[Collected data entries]
------------

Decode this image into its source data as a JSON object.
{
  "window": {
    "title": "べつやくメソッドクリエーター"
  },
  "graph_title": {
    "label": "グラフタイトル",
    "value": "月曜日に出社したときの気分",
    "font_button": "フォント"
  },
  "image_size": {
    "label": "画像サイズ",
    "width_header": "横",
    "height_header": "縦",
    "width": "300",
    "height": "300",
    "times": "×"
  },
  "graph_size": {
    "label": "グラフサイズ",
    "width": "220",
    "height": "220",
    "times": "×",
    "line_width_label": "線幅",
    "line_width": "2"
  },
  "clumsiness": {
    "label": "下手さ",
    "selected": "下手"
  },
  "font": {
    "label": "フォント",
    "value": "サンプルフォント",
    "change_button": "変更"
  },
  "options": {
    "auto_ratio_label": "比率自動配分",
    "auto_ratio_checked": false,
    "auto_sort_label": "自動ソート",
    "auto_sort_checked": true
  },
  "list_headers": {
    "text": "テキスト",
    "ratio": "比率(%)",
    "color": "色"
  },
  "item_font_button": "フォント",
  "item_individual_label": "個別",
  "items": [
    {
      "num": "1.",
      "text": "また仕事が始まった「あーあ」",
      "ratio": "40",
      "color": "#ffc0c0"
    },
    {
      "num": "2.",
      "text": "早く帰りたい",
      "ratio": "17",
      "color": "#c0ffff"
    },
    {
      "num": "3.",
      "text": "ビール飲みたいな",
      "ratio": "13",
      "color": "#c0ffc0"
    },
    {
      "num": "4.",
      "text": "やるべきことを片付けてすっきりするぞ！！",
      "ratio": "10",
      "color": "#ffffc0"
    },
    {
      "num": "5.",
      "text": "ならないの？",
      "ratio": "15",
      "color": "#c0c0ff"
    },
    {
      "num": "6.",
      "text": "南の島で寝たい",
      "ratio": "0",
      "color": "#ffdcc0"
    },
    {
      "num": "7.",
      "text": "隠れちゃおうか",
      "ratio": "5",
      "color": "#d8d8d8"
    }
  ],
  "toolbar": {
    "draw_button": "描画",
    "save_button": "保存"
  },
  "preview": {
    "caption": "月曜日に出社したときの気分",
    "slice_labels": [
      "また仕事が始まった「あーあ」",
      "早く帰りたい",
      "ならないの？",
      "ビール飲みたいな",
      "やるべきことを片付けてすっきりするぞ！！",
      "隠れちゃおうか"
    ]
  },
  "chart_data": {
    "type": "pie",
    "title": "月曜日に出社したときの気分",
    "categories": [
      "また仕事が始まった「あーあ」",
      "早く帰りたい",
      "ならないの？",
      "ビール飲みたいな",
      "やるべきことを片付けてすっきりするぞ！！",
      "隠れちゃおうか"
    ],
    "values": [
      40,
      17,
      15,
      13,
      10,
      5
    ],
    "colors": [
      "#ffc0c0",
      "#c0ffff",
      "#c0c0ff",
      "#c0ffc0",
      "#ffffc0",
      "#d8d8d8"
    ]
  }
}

------------

> _Task requirements_
Write out the records shown above, exactly as they appear.

> _Finished answer_
Decode this image into its source data as a JSON object.
{
  "window": {
    "title": "べつやくメソッドクリエーター"
  },
  "graph_title": {
    "label": "グラフタイトル",
    "value": "月曜日に出社したときの気分",
    "font_button": "フォント"
  },
  "image_size": {
    "label": "画像サイズ",
    "width_header": "横",
    "height_header": "縦",
    "width": "300",
    "height": "300",
    "times": "×"
  },
  "graph_size": {
    "label": "グラフサイズ",
    "width": "220",
    "height": "220",
    "times": "×",
    "line_width_label": "線幅",
    "line_width": "2"
  },
  "clumsiness": {
    "label": "下手さ",
    "selected": "下手"
  },
  "font": {
    "label": "フォント",
    "value": "サンプルフォント",
    "change_button": "変更"
  },
  "options": {
    "auto_ratio_label": "比率自動配分",
    "auto_ratio_checked": false,
    "auto_sort_label": "自動ソート",
    "auto_sort_checked": true
  },
  "list_headers": {
    "text": "テキスト",
    "ratio": "比率(%)",
    "color": "色"
  },
  "item_font_button": "フォント",
  "item_individual_label": "個別",
  "items": [
    {
      "num": "1.",
      "text": "また仕事が始まった「あーあ」",
      "ratio": "40",
      "color": "#ffc0c0"
    },
    {
      "num": "2.",
      "text": "早く帰りたい",
      "ratio": "17",
      "color": "#c0ffff"
    },
    {
      "num": "3.",
      "text": "ビール飲みたいな",
      "ratio": "13",
      "color": "#c0ffc0"
    },
    {
      "num": "4.",
      "text": "やるべきことを片付けてすっきりするぞ！！",
      "ratio": "10",
      "color": "#ffffc0"
    },
    {
      "num": "5.",
      "text": "ならないの？",
      "ratio": "15",
      "color": "#c0c0ff"
    },
    {
      "num": "6.",
      "text": "南の島で寝たい",
      "ratio": "0",
      "color": "#ffdcc0"
    },
    {
      "num": "7.",
      "text": "隠れちゃおうか",
      "ratio": "5",
      "color": "#d8d8d8"
    }
  ],
  "toolbar": {
    "draw_button": "描画",
    "save_button": "保存"
  },
  "preview": {
    "caption": "月曜日に出社したときの気分",
    "slice_labels": [
      "また仕事が始まった「あーあ」",
      "早く帰りたい",
      "ならないの？",
      "ビール飲みたいな",
      "やるべきことを片付けてすっきりするぞ！！",
      "隠れちゃおうか"
    ]
  },
  "chart_data": {
    "type": "pie",
    "title": "月曜日に出社したときの気分",
    "categories": [
      "また仕事が始まった「あーあ」",
      "早く帰りたい",
      "ならないの？",
      "ビール飲みたいな",
      "やるべきことを片付けてすっきりするぞ！！",
      "隠れちゃおうか"
    ],
    "values": [
      40,
      17,
      15,
      13,
      10,
      5
    ],
    "colors": [
      "#ffc0c0",
      "#c0ffff",
      "#c0c0ff",
      "#c0ffc0",
      "#ffffc0",
      "#d8d8d8"
    ]
  }
}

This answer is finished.